Aim of the task:
Search the material for the string "vybrat" and copy each line where it occurs.

BEGIN Supplied entries

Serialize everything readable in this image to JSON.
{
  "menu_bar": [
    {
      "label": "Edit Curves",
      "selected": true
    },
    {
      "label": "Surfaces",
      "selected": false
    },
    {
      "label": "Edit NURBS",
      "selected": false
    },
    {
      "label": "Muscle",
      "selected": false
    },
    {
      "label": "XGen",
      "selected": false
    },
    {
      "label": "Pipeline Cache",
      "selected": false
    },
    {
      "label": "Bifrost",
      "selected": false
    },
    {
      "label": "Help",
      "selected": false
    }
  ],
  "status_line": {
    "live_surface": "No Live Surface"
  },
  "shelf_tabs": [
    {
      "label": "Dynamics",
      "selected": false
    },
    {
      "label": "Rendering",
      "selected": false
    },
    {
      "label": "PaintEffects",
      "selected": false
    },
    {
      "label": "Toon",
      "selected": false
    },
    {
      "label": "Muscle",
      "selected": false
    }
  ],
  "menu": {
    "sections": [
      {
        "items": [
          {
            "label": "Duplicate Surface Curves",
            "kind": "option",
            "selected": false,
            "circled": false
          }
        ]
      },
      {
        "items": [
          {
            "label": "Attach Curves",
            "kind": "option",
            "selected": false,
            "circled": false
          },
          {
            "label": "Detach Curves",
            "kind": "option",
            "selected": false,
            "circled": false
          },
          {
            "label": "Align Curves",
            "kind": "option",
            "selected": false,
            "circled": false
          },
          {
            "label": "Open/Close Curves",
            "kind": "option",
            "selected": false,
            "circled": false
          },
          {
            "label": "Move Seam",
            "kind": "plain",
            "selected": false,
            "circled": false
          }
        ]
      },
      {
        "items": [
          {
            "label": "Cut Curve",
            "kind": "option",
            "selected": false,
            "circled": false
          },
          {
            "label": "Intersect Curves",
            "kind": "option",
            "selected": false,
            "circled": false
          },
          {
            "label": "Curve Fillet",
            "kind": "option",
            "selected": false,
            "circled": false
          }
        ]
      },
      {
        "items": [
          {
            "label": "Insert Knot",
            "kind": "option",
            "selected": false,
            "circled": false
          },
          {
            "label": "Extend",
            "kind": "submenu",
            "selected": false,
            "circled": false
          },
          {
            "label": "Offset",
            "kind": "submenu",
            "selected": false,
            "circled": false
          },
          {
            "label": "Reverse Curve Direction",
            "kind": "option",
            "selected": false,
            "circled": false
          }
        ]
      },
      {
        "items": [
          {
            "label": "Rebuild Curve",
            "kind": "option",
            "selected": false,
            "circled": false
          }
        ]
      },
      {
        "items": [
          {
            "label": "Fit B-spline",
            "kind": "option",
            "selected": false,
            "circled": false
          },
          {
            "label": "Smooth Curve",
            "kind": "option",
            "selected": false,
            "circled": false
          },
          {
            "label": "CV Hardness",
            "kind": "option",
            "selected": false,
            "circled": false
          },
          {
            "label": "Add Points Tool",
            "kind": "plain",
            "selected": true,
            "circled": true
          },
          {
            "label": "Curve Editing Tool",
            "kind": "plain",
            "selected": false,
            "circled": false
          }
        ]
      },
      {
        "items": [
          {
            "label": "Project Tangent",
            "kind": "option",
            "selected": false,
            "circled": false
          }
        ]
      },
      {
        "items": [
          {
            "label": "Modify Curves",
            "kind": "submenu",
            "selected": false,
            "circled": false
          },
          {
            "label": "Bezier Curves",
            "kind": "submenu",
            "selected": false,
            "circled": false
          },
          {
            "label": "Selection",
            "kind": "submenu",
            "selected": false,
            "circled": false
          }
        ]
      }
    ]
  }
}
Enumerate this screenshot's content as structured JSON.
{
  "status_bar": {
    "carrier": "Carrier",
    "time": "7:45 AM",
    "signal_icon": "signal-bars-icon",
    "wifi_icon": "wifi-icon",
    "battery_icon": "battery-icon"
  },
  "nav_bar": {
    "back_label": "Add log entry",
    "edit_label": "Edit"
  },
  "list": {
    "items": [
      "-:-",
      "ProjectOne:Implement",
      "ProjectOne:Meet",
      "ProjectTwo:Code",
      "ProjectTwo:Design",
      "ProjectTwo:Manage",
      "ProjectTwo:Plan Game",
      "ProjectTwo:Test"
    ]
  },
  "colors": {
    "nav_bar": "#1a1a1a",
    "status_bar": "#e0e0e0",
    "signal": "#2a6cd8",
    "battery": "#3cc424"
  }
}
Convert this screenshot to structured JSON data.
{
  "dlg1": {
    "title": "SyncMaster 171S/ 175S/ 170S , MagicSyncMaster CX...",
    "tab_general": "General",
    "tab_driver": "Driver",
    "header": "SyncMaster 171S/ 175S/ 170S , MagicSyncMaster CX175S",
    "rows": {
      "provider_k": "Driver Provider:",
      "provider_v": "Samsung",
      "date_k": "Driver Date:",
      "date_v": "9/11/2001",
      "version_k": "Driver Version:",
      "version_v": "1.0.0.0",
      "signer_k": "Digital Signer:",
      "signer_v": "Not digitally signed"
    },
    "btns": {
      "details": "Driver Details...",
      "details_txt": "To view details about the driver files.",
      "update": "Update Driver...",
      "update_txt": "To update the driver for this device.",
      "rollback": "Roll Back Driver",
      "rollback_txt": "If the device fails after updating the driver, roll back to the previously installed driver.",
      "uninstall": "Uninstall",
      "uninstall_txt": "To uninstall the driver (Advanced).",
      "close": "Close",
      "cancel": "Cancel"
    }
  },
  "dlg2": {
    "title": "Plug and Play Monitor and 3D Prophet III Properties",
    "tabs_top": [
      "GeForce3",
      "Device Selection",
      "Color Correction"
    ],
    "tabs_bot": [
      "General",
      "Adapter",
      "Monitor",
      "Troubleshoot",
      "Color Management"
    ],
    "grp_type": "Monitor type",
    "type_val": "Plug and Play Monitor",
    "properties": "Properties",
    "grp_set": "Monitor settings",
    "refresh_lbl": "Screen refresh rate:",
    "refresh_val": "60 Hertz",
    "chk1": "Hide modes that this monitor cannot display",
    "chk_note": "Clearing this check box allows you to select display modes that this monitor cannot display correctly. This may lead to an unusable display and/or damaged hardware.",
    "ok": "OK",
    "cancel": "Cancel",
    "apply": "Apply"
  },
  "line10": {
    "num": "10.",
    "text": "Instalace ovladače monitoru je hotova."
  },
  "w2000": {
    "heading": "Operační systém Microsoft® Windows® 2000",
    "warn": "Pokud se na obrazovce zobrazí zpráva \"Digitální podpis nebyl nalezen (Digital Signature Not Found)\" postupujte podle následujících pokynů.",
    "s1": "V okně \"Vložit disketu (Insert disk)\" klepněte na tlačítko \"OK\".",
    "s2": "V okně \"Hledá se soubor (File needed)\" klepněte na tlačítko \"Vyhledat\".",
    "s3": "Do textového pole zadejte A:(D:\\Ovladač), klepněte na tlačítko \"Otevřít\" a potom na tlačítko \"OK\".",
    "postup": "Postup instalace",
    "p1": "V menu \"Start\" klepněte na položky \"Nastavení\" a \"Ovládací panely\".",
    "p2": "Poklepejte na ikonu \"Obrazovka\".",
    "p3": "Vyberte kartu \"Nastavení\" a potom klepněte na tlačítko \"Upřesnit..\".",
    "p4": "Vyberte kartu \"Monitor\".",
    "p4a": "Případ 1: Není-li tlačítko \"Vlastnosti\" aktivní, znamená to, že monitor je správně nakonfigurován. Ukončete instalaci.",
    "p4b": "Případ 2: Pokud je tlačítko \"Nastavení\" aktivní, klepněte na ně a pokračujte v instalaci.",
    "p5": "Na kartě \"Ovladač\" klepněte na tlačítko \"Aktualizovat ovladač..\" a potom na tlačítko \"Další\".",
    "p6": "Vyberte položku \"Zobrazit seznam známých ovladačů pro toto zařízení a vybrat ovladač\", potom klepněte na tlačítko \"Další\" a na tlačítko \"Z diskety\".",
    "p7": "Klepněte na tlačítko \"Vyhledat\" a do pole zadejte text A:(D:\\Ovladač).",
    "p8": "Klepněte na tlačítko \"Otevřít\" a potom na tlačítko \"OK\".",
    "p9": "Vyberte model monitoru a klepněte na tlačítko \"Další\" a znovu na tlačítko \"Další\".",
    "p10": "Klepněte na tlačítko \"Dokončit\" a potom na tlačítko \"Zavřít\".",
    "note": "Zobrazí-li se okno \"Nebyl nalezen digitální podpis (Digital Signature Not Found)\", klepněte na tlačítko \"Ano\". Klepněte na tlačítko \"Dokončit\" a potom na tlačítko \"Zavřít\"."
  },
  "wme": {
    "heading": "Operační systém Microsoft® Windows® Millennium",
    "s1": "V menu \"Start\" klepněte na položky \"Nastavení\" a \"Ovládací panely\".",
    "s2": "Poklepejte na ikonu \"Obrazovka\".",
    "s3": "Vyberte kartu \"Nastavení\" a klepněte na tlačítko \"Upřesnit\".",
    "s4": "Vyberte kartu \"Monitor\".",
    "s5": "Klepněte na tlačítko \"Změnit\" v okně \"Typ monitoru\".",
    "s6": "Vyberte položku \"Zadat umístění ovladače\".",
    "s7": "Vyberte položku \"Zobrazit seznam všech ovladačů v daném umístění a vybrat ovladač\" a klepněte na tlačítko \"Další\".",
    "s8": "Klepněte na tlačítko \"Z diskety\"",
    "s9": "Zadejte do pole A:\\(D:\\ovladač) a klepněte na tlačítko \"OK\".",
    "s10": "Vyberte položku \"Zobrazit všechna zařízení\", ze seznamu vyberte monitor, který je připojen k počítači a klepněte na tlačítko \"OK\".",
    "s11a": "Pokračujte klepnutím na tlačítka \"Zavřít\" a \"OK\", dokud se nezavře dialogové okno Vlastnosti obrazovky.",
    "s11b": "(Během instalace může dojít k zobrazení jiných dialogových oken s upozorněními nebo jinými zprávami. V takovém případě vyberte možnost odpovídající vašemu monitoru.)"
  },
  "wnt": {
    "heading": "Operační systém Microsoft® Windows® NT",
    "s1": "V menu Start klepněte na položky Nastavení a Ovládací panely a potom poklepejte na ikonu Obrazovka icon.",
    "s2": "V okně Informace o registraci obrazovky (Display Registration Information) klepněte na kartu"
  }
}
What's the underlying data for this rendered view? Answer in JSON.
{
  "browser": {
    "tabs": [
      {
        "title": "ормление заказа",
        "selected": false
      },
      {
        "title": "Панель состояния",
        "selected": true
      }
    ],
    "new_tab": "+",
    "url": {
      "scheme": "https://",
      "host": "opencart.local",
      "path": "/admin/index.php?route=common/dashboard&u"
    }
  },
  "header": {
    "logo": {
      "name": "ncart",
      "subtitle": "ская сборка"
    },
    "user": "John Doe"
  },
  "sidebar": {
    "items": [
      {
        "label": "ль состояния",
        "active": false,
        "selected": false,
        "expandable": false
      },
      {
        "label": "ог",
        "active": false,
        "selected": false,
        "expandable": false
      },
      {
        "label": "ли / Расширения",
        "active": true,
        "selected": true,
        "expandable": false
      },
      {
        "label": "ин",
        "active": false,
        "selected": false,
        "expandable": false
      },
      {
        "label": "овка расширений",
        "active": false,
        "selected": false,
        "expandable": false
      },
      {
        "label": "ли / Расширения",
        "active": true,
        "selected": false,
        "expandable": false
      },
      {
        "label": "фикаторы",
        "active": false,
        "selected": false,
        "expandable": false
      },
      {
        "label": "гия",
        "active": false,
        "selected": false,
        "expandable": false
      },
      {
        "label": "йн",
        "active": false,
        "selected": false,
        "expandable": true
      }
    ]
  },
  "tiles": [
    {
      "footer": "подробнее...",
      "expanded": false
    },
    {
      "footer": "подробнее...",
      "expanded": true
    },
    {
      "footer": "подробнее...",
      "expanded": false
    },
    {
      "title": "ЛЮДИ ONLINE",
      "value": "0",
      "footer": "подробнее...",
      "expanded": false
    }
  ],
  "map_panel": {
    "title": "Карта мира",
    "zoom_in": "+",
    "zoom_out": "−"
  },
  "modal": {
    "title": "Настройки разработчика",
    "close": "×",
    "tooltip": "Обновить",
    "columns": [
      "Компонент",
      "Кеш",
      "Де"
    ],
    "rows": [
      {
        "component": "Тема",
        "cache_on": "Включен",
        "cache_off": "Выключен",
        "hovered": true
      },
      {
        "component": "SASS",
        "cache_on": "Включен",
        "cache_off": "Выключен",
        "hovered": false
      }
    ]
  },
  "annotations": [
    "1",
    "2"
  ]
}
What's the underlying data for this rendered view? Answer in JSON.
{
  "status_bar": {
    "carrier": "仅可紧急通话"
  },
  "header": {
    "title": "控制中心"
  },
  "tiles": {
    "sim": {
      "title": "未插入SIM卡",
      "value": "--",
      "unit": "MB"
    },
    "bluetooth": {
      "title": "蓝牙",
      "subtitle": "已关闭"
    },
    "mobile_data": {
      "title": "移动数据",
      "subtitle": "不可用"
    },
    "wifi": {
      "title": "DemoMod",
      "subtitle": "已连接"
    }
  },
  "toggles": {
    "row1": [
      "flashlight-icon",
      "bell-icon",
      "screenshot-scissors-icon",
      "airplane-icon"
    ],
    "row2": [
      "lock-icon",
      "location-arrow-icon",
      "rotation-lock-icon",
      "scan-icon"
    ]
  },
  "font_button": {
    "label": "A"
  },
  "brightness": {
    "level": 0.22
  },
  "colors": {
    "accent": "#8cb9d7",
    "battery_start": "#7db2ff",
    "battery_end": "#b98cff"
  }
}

END Supplied entries

Expected answer:
    "p6": "Vyberte položku \"Zobrazit seznam známých ovladačů pro toto zařízení a vybrat ovladač\", potom klepněte na tlačítko \"Další\" a na tlačítko \"Z diskety\".",
    "s7": "Vyberte položku \"Zobrazit seznam všech ovladačů v daném umístění a vybrat ovladač\" a klepněte na tlačítko \"Další\".",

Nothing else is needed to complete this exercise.